## What you will do
Make an exact copy of all the material below, apart from the pictures.

## Given entries
◇ ◇ ◇ ◇
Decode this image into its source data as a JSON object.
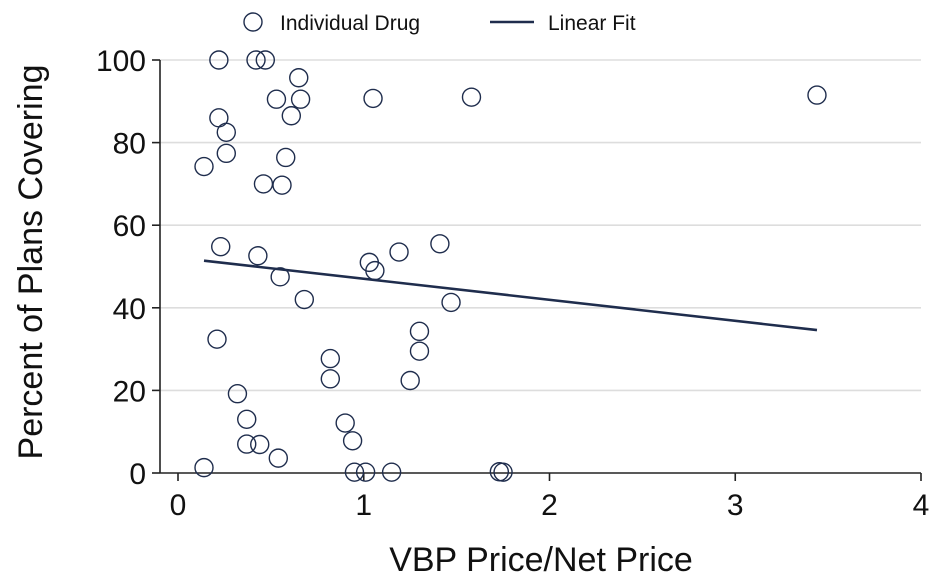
{
  "chart_data": {
    "type": "scatter",
    "xlabel": "VBP Price/Net Price",
    "ylabel": "Percent of Plans Covering",
    "xlim": [
      0,
      4
    ],
    "ylim": [
      0,
      100
    ],
    "xticks": [
      0,
      1,
      2,
      3,
      4
    ],
    "yticks": [
      0,
      20,
      40,
      60,
      80,
      100
    ],
    "grid": "horizontal",
    "legend": {
      "placement": "top",
      "items": [
        {
          "label": "Individual Drug",
          "marker": "hollow-circle"
        },
        {
          "label": "Linear Fit",
          "marker": "line"
        }
      ]
    },
    "colors": {
      "series": "#1f2d4d",
      "grid": "#dddddd",
      "axis": "#222222"
    },
    "series": [
      {
        "name": "Individual Drug",
        "points": [
          [
            0.22,
            100
          ],
          [
            0.42,
            100
          ],
          [
            0.47,
            100
          ],
          [
            0.65,
            95.7
          ],
          [
            0.53,
            90.5
          ],
          [
            0.66,
            90.5
          ],
          [
            1.05,
            90.7
          ],
          [
            1.58,
            91
          ],
          [
            3.44,
            91.5
          ],
          [
            0.61,
            86.5
          ],
          [
            0.22,
            86
          ],
          [
            0.26,
            82.5
          ],
          [
            0.26,
            77.4
          ],
          [
            0.58,
            76.4
          ],
          [
            0.14,
            74.2
          ],
          [
            0.46,
            70
          ],
          [
            0.56,
            69.7
          ],
          [
            0.23,
            54.8
          ],
          [
            0.43,
            52.6
          ],
          [
            1.03,
            51
          ],
          [
            1.06,
            49
          ],
          [
            1.19,
            53.5
          ],
          [
            1.41,
            55.5
          ],
          [
            0.55,
            47.5
          ],
          [
            0.68,
            42
          ],
          [
            1.47,
            41.3
          ],
          [
            1.3,
            34.3
          ],
          [
            0.21,
            32.4
          ],
          [
            1.3,
            29.5
          ],
          [
            0.82,
            27.7
          ],
          [
            0.82,
            22.8
          ],
          [
            1.25,
            22.4
          ],
          [
            0.32,
            19.2
          ],
          [
            0.37,
            13
          ],
          [
            0.9,
            12.1
          ],
          [
            0.94,
            7.8
          ],
          [
            0.37,
            7
          ],
          [
            0.44,
            6.9
          ],
          [
            0.54,
            3.6
          ],
          [
            0.14,
            1.3
          ],
          [
            0.95,
            0.2
          ],
          [
            1.01,
            0.2
          ],
          [
            1.15,
            0.2
          ],
          [
            1.73,
            0.3
          ],
          [
            1.75,
            0.2
          ]
        ]
      },
      {
        "name": "Linear Fit",
        "points": [
          [
            0.14,
            51.4
          ],
          [
            3.44,
            34.6
          ]
        ]
      }
    ]
  }
}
◇ ◇ ◇ ◇
## Solution
Decode this image into its source data as a JSON object.
{
  "chart_data": {
    "type": "scatter",
    "xlabel": "VBP Price/Net Price",
    "ylabel": "Percent of Plans Covering",
    "xlim": [
      0,
      4
    ],
    "ylim": [
      0,
      100
    ],
    "xticks": [
      0,
      1,
      2,
      3,
      4
    ],
    "yticks": [
      0,
      20,
      40,
      60,
      80,
      100
    ],
    "grid": "horizontal",
    "legend": {
      "placement": "top",
      "items": [
        {
          "label": "Individual Drug",
          "marker": "hollow-circle"
        },
        {
          "label": "Linear Fit",
          "marker": "line"
        }
      ]
    },
    "colors": {
      "series": "#1f2d4d",
      "grid": "#dddddd",
      "axis": "#222222"
    },
    "series": [
      {
        "name": "Individual Drug",
        "points": [
          [
            0.22,
            100
          ],
          [
            0.42,
            100
          ],
          [
            0.47,
            100
          ],
          [
            0.65,
            95.7
          ],
          [
            0.53,
            90.5
          ],
          [
            0.66,
            90.5
          ],
          [
            1.05,
            90.7
          ],
          [
            1.58,
            91
          ],
          [
            3.44,
            91.5
          ],
          [
            0.61,
            86.5
          ],
          [
            0.22,
            86
          ],
          [
            0.26,
            82.5
          ],
          [
            0.26,
            77.4
          ],
          [
            0.58,
            76.4
          ],
          [
            0.14,
            74.2
          ],
          [
            0.46,
            70
          ],
          [
            0.56,
            69.7
          ],
          [
            0.23,
            54.8
          ],
          [
            0.43,
            52.6
          ],
          [
            1.03,
            51
          ],
          [
            1.06,
            49
          ],
          [
            1.19,
            53.5
          ],
          [
            1.41,
            55.5
          ],
          [
            0.55,
            47.5
          ],
          [
            0.68,
            42
          ],
          [
            1.47,
            41.3
          ],
          [
            1.3,
            34.3
          ],
          [
            0.21,
            32.4
          ],
          [
            1.3,
            29.5
          ],
          [
            0.82,
            27.7
          ],
          [
            0.82,
            22.8
          ],
          [
            1.25,
            22.4
          ],
          [
            0.32,
            19.2
          ],
          [
            0.37,
            13
          ],
          [
            0.9,
            12.1
          ],
          [
            0.94,
            7.8
          ],
          [
            0.37,
            7
          ],
          [
            0.44,
            6.9
          ],
          [
            0.54,
            3.6
          ],
          [
            0.14,
            1.3
          ],
          [
            0.95,
            0.2
          ],
          [
            1.01,
            0.2
          ],
          [
            1.15,
            0.2
          ],
          [
            1.73,
            0.3
          ],
          [
            1.75,
            0.2
          ]
        ]
      },
      {
        "name": "Linear Fit",
        "points": [
          [
            0.14,
            51.4
          ],
          [
            3.44,
            34.6
          ]
        ]
      }
    ]
  }
}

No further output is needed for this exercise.